[Instruction] Write out the material exactly, leaving every picture behind.

[Records shown]
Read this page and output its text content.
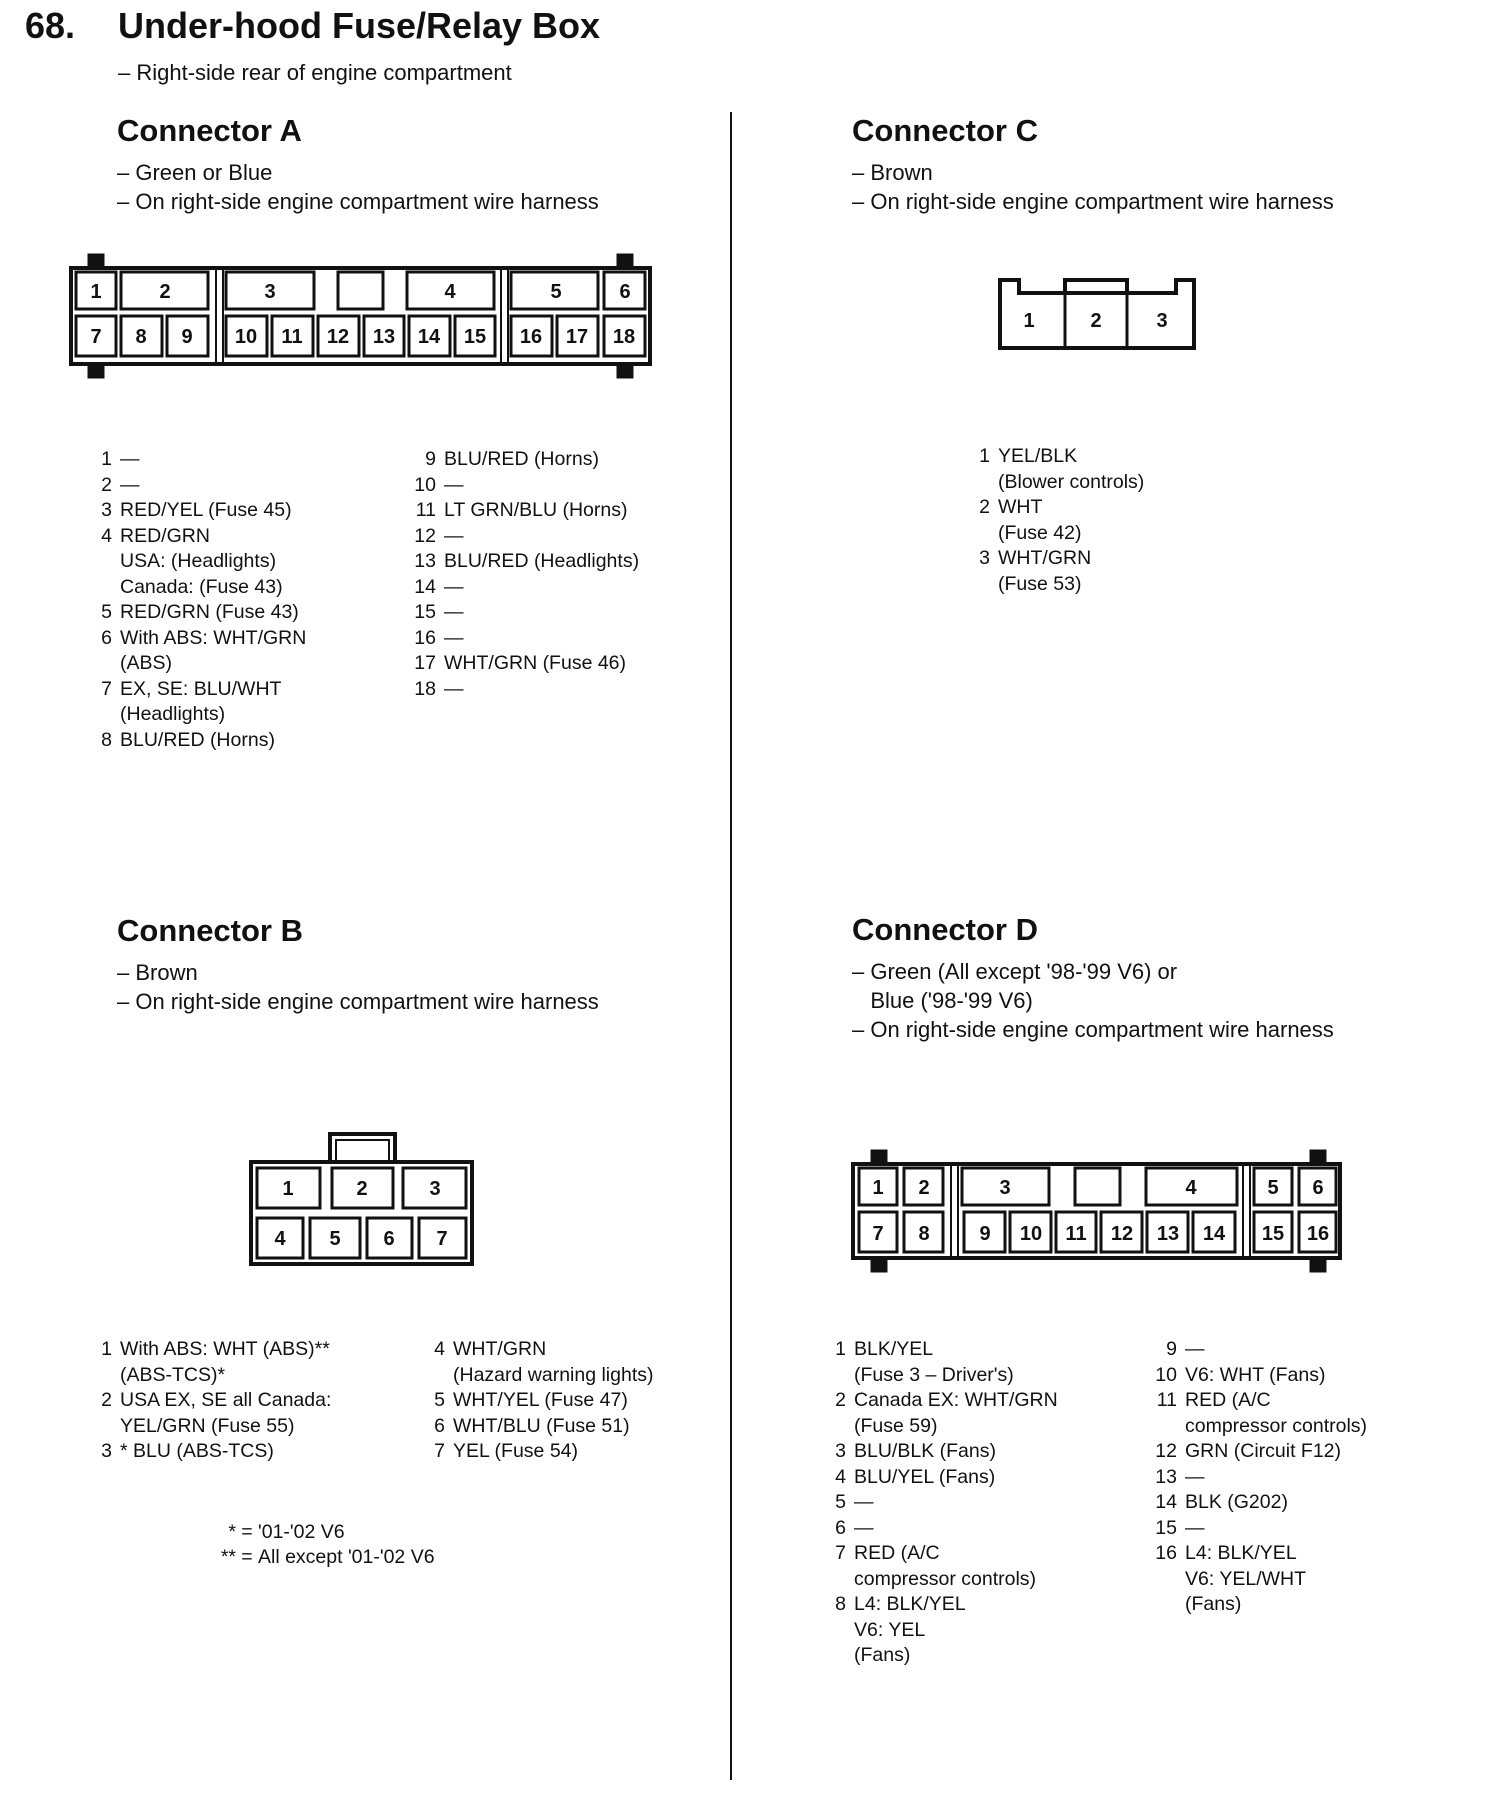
68. Under-hood Fuse/Relay Box
– Right-side rear of engine compartment
Connector A
– Green or Blue
– On right-side engine compartment wire harness
Connector C
– Brown
– On right-side engine compartment wire harness
Connector B
– Brown
– On right-side engine compartment wire harness
Connector D
– Green (All except '98-'99 V6) or
Blue ('98-'99 V6)
– On right-side engine compartment wire harness
1 —
2 —
3 RED/YEL (Fuse 45)
4 RED/GRN
USA: (Headlights)
Canada: (Fuse 43)
5 RED/GRN (Fuse 43)
6 With ABS: WHT/GRN
(ABS)
7 EX, SE: BLU/WHT
(Headlights)
8 BLU/RED (Horns)
9 BLU/RED (Horns)
10 —
11 LT GRN/BLU (Horns)
12 —
13 BLU/RED (Headlights)
14 —
15 —
16 —
17 WHT/GRN (Fuse 46)
18 —
1 YEL/BLK
(Blower controls)
2 WHT
(Fuse 42)
3 WHT/GRN
(Fuse 53)
1 With ABS: WHT (ABS)**
(ABS-TCS)*
2 USA EX, SE all Canada:
YEL/GRN (Fuse 55)
3 * BLU (ABS-TCS)
4 WHT/GRN
(Hazard warning lights)
5 WHT/YEL (Fuse 47)
6 WHT/BLU (Fuse 51)
7 YEL (Fuse 54)
1 BLK/YEL
(Fuse 3 – Driver's)
2 Canada EX: WHT/GRN
(Fuse 59)
3 BLU/BLK (Fans)
4 BLU/YEL (Fans)
5 —
6 —
7 RED (A/C
compressor controls)
8 L4: BLK/YEL
V6: YEL
(Fans)
9 —
10 V6: WHT (Fans)
11 RED (A/C
compressor controls)
12 GRN (Circuit F12)
13 —
14 BLK (G202)
15 —
16 L4: BLK/YEL
V6: YEL/WHT
(Fans)
* = '01-'02 V6
** = All except '01-'02 V6
1	2	3	4	5	6
7 8 9 10 11 12 13 14 15 16 17 18
1	2	3
1	2	3
4 5 6 7
1 2	3	4	5 6
7 8 9 10 11 12 13 14 15 16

[Completed task]
Read this page and output its text content.
68. Under-hood Fuse/Relay Box
– Right-side rear of engine compartment
Connector A
– Green or Blue
– On right-side engine compartment wire harness
Connector C
– Brown
– On right-side engine compartment wire harness
Connector B
– Brown
– On right-side engine compartment wire harness
Connector D
– Green (All except '98-'99 V6) or
Blue ('98-'99 V6)
– On right-side engine compartment wire harness
1 —
2 —
3 RED/YEL (Fuse 45)
4 RED/GRN
USA: (Headlights)
Canada: (Fuse 43)
5 RED/GRN (Fuse 43)
6 With ABS: WHT/GRN
(ABS)
7 EX, SE: BLU/WHT
(Headlights)
8 BLU/RED (Horns)
9 BLU/RED (Horns)
10 —
11 LT GRN/BLU (Horns)
12 —
13 BLU/RED (Headlights)
14 —
15 —
16 —
17 WHT/GRN (Fuse 46)
18 —
1 YEL/BLK
(Blower controls)
2 WHT
(Fuse 42)
3 WHT/GRN
(Fuse 53)
1 With ABS: WHT (ABS)**
(ABS-TCS)*
2 USA EX, SE all Canada:
YEL/GRN (Fuse 55)
3 * BLU (ABS-TCS)
4 WHT/GRN
(Hazard warning lights)
5 WHT/YEL (Fuse 47)
6 WHT/BLU (Fuse 51)
7 YEL (Fuse 54)
1 BLK/YEL
(Fuse 3 – Driver's)
2 Canada EX: WHT/GRN
(Fuse 59)
3 BLU/BLK (Fans)
4 BLU/YEL (Fans)
5 —
6 —
7 RED (A/C
compressor controls)
8 L4: BLK/YEL
V6: YEL
(Fans)
9 —
10 V6: WHT (Fans)
11 RED (A/C
compressor controls)
12 GRN (Circuit F12)
13 —
14 BLK (G202)
15 —
16 L4: BLK/YEL
V6: YEL/WHT
(Fans)
* = '01-'02 V6
** = All except '01-'02 V6
1	2	3	4	5	6
7 8 9 10 11 12 13 14 15 16 17 18
1	2	3
1	2	3
4 5 6 7
1 2	3	4	5 6
7 8 9 10 11 12 13 14 15 16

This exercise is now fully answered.